## Short task:
Omit the pictures, please, and give each record below again exactly.

## Data extract:
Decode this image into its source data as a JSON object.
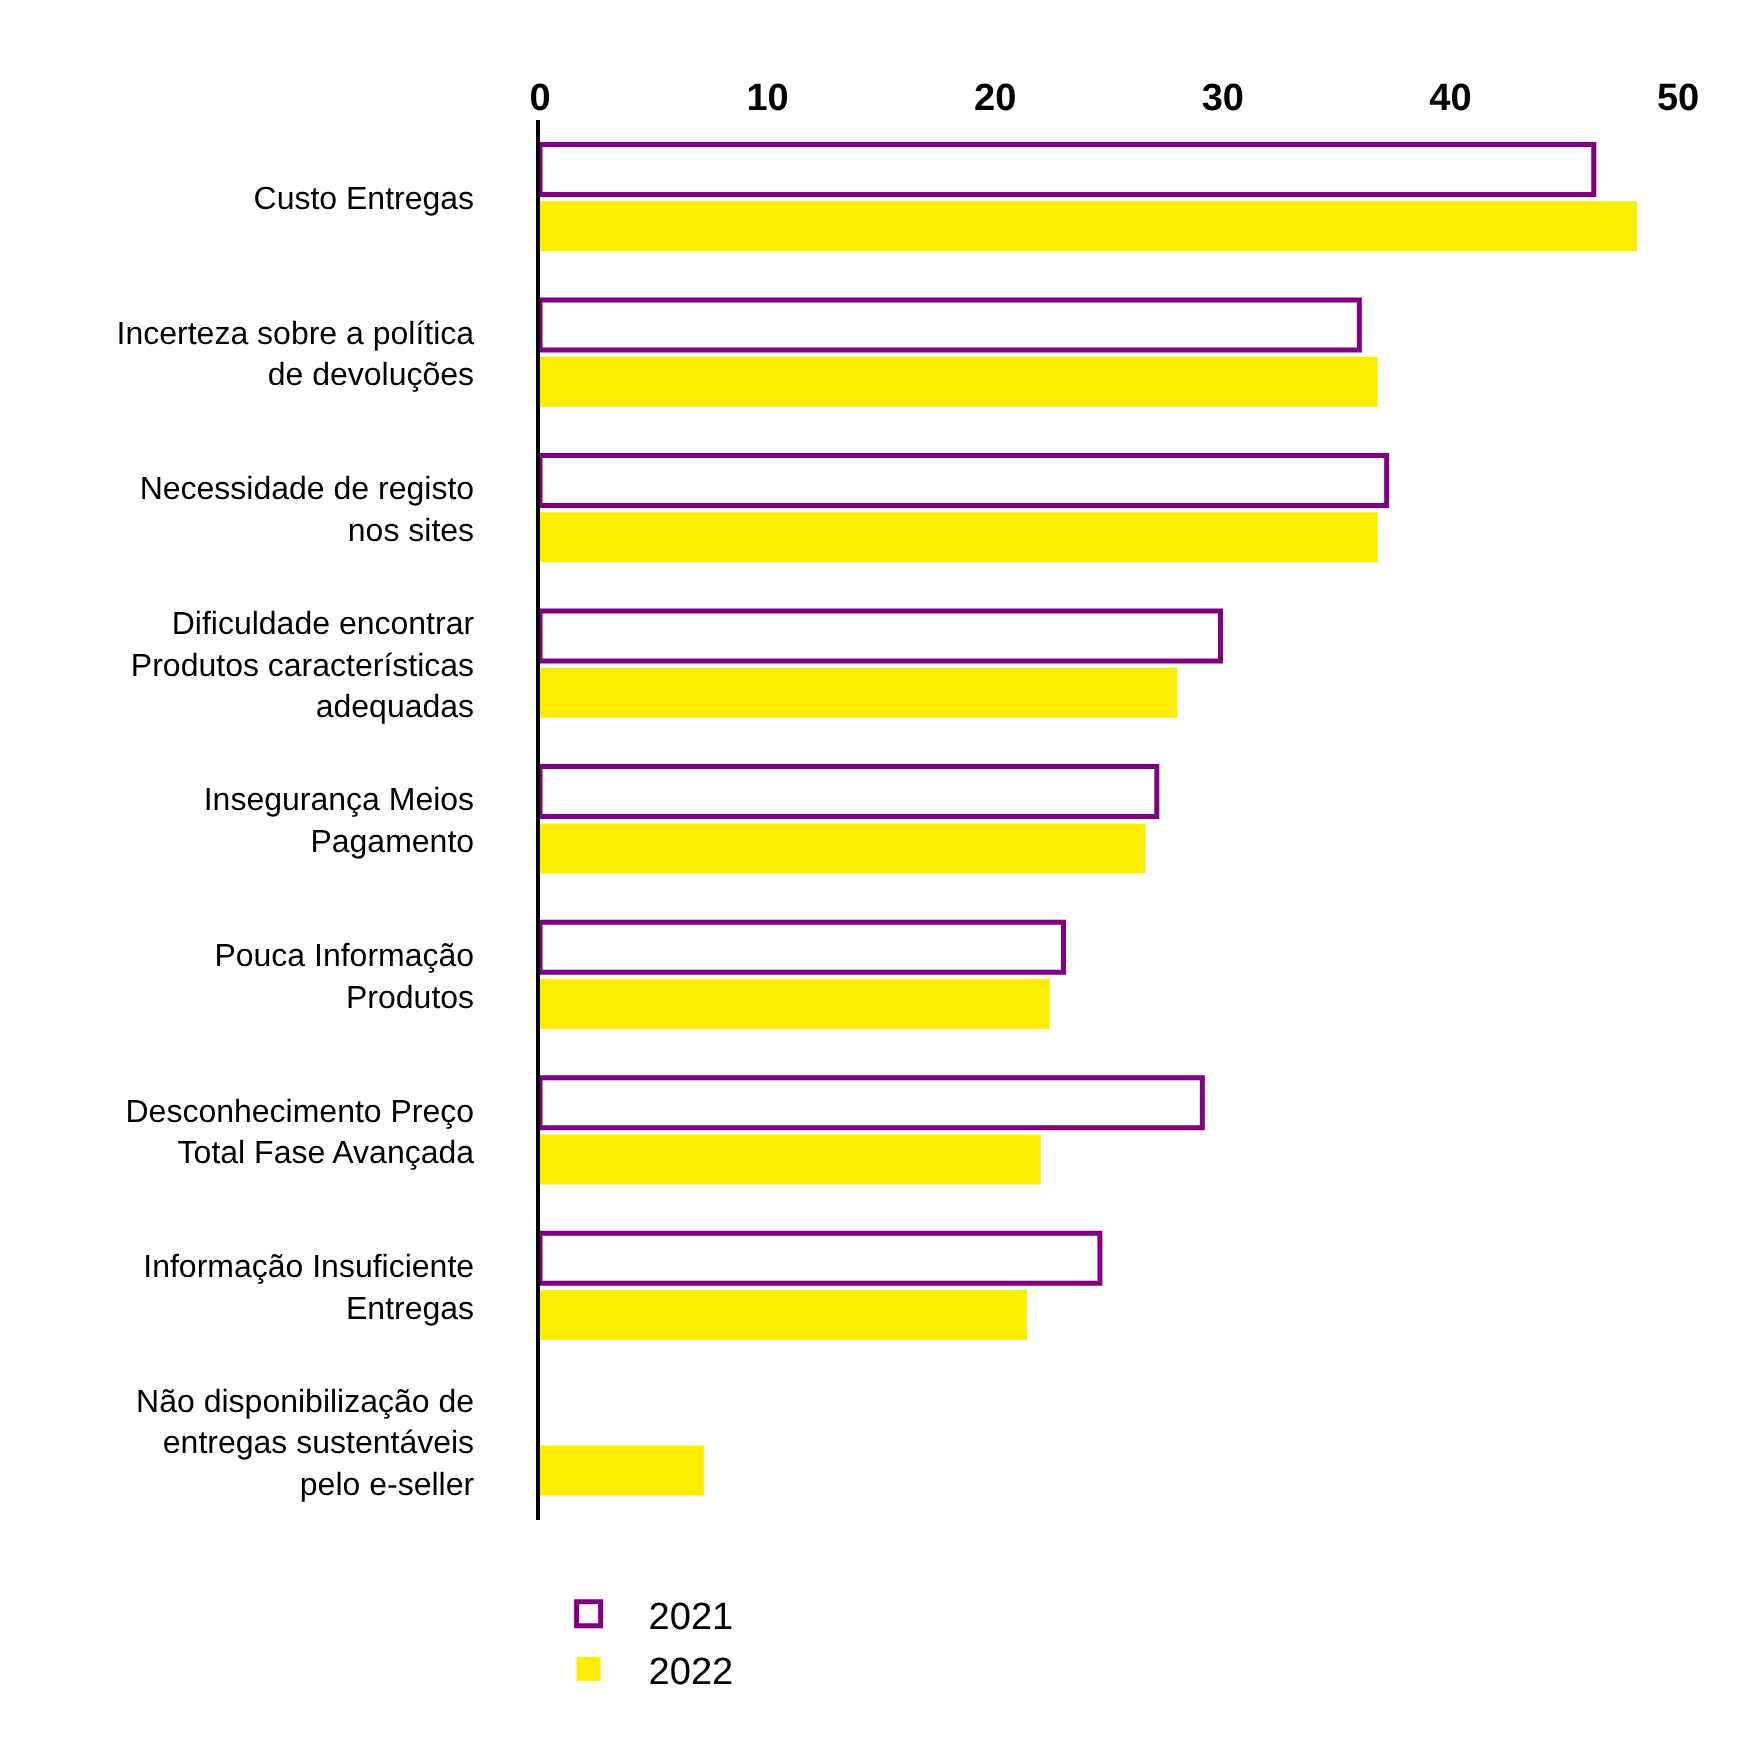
{
  "chart_data": {
    "type": "bar",
    "orientation": "horizontal",
    "categories": [
      "Custo Entregas",
      "Incerteza sobre a política\nde devoluções",
      "Necessidade de registo\nnos sites",
      "Dificuldade encontrar\nProdutos características\nadequadas",
      "Insegurança Meios\nPagamento",
      "Pouca Informação\nProdutos",
      "Desconhecimento Preço\nTotal Fase Avançada",
      "Informação Insuficiente\nEntregas",
      "Não disponibilização de\nentregas sustentáveis\npelo e-seller"
    ],
    "series": [
      {
        "name": "2021",
        "color": "#800080",
        "values": [
          46.3,
          36.0,
          37.2,
          29.9,
          27.1,
          23.0,
          29.1,
          24.6,
          null
        ]
      },
      {
        "name": "2022",
        "color": "#ffed00",
        "values": [
          48.2,
          36.8,
          36.8,
          28.0,
          26.6,
          22.4,
          22.0,
          21.4,
          7.2
        ]
      }
    ],
    "xlim": [
      0,
      50
    ],
    "xticks": [
      0,
      10,
      20,
      30,
      40,
      50
    ],
    "legend": "bottom left"
  }
}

## Solution below:
Decode this image into its source data as a JSON object.
{
  "chart_data": {
    "type": "bar",
    "orientation": "horizontal",
    "categories": [
      "Custo Entregas",
      "Incerteza sobre a política\nde devoluções",
      "Necessidade de registo\nnos sites",
      "Dificuldade encontrar\nProdutos características\nadequadas",
      "Insegurança Meios\nPagamento",
      "Pouca Informação\nProdutos",
      "Desconhecimento Preço\nTotal Fase Avançada",
      "Informação Insuficiente\nEntregas",
      "Não disponibilização de\nentregas sustentáveis\npelo e-seller"
    ],
    "series": [
      {
        "name": "2021",
        "color": "#800080",
        "values": [
          46.3,
          36.0,
          37.2,
          29.9,
          27.1,
          23.0,
          29.1,
          24.6,
          null
        ]
      },
      {
        "name": "2022",
        "color": "#ffed00",
        "values": [
          48.2,
          36.8,
          36.8,
          28.0,
          26.6,
          22.4,
          22.0,
          21.4,
          7.2
        ]
      }
    ],
    "xlim": [
      0,
      50
    ],
    "xticks": [
      0,
      10,
      20,
      30,
      40,
      50
    ],
    "legend": "bottom left"
  }
}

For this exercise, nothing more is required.